## [WHAT YOU HAVE TO DO]
Lines containing the word "вращения" should be extracted in full.

# # # # #

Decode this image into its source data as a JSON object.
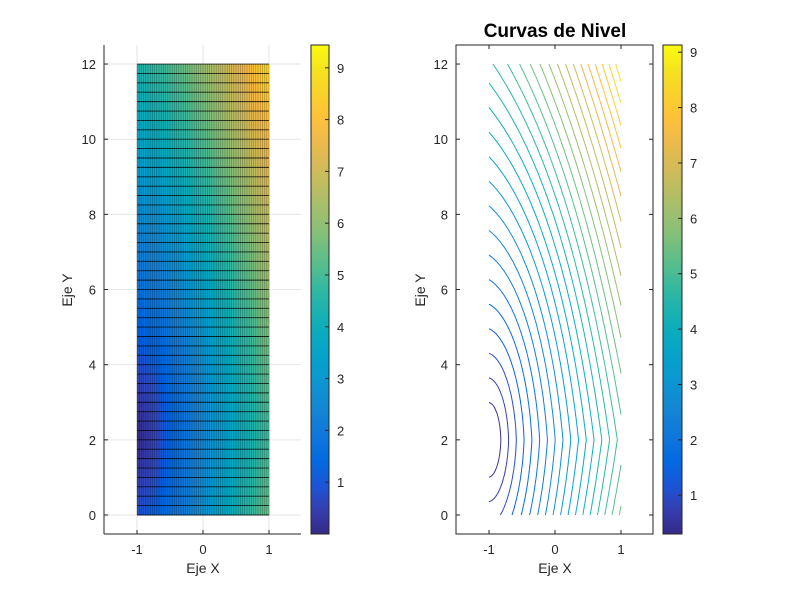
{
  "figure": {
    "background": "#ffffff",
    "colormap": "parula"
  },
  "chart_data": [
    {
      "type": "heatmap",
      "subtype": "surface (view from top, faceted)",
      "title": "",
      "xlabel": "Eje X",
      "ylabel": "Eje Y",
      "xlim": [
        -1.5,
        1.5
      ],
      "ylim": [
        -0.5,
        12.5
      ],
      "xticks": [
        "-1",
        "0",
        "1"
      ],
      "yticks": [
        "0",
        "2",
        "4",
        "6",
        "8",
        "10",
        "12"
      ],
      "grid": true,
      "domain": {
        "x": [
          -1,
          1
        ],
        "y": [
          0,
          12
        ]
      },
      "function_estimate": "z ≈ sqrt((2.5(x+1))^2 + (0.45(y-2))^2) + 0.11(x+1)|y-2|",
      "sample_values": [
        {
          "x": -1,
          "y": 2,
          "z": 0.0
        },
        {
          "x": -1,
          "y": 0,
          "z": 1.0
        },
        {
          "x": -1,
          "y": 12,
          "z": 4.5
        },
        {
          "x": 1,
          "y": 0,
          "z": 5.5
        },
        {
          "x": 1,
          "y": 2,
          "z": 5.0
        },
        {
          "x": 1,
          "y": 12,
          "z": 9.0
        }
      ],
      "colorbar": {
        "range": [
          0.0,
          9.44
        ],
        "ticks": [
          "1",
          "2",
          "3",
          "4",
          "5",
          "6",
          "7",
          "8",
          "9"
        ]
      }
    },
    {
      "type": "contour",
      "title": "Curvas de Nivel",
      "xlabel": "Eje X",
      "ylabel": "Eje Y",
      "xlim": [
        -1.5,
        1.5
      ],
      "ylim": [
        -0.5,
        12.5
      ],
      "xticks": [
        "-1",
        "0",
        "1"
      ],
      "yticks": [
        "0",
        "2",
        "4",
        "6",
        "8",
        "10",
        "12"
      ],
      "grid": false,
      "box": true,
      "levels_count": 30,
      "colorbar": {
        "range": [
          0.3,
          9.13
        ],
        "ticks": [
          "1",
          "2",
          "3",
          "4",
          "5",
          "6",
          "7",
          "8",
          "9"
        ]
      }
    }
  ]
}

# # # # #

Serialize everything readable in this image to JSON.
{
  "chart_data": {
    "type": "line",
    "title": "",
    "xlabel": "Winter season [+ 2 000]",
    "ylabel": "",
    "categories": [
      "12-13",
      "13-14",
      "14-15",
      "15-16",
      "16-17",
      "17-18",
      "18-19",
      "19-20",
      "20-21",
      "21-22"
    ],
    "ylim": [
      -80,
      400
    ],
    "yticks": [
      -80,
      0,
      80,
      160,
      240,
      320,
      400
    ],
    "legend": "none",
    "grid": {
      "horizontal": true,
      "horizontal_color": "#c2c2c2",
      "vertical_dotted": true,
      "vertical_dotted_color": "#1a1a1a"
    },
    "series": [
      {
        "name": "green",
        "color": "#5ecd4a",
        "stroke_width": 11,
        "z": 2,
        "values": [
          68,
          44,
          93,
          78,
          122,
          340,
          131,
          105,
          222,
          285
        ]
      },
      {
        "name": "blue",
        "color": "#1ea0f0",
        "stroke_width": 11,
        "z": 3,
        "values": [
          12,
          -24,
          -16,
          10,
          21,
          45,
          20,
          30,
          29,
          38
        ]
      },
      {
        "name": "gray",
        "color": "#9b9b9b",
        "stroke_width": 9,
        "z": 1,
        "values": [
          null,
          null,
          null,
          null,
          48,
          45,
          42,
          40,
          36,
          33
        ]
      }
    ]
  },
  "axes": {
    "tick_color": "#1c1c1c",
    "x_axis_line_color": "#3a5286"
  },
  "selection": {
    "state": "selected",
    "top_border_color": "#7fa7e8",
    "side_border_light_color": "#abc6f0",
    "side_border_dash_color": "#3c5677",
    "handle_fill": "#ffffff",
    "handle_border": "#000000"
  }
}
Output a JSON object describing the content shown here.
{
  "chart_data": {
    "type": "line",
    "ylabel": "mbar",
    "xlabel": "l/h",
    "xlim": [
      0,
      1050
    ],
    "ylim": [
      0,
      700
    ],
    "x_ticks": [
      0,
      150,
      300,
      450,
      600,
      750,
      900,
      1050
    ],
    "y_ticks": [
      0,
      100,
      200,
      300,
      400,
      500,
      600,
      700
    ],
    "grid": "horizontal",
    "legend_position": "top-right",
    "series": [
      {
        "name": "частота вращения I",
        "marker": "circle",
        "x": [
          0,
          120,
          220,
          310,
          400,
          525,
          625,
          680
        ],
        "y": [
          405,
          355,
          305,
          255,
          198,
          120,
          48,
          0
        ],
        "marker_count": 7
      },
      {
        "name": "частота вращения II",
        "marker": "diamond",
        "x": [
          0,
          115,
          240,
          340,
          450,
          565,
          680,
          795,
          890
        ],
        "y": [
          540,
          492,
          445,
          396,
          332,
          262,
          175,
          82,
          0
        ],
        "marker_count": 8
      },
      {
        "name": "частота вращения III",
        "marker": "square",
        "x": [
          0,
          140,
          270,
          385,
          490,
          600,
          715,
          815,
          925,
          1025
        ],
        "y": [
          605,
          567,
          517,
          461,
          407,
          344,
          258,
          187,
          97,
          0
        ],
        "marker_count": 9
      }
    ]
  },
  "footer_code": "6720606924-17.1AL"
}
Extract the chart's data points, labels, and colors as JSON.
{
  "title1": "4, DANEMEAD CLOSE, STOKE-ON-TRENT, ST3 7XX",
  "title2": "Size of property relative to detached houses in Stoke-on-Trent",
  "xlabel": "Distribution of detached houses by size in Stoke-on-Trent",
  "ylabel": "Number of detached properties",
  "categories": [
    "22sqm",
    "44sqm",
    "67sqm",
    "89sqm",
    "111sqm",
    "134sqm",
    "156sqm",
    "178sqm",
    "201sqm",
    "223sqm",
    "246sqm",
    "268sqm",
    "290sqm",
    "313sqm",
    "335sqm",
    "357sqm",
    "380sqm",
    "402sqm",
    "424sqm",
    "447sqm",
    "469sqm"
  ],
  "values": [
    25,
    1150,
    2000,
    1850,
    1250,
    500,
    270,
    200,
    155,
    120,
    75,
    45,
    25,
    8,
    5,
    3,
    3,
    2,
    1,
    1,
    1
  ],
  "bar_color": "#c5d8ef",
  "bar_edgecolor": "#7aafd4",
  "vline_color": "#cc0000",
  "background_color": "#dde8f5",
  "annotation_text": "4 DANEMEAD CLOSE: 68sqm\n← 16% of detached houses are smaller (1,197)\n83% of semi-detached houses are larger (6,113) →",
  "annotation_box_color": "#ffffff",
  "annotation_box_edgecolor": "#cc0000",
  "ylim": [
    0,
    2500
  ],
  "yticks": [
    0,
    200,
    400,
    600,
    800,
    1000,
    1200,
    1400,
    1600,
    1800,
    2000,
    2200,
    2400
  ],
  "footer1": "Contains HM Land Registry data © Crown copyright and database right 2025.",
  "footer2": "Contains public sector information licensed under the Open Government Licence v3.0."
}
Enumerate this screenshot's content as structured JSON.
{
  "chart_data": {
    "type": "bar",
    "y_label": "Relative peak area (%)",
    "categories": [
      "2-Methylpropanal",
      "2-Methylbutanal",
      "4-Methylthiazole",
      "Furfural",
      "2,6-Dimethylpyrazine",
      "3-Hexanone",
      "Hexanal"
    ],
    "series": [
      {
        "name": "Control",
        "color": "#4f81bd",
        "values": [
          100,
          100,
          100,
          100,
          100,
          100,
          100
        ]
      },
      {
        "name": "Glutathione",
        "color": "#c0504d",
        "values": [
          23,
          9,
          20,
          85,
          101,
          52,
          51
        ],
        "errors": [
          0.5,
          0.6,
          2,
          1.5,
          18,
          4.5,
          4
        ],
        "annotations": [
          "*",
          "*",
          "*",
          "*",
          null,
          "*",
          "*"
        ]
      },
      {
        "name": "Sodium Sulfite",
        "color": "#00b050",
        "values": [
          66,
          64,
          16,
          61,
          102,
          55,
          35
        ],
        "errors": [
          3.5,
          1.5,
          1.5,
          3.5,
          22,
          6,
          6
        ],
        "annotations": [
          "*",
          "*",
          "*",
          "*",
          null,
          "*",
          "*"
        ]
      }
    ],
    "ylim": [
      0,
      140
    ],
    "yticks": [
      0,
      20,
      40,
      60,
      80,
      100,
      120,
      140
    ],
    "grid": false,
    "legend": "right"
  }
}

# # # # #

## [EXPECTED OUTPUT]
        "name": "частота вращения I",
        "name": "частота вращения II",
        "name": "частота вращения III",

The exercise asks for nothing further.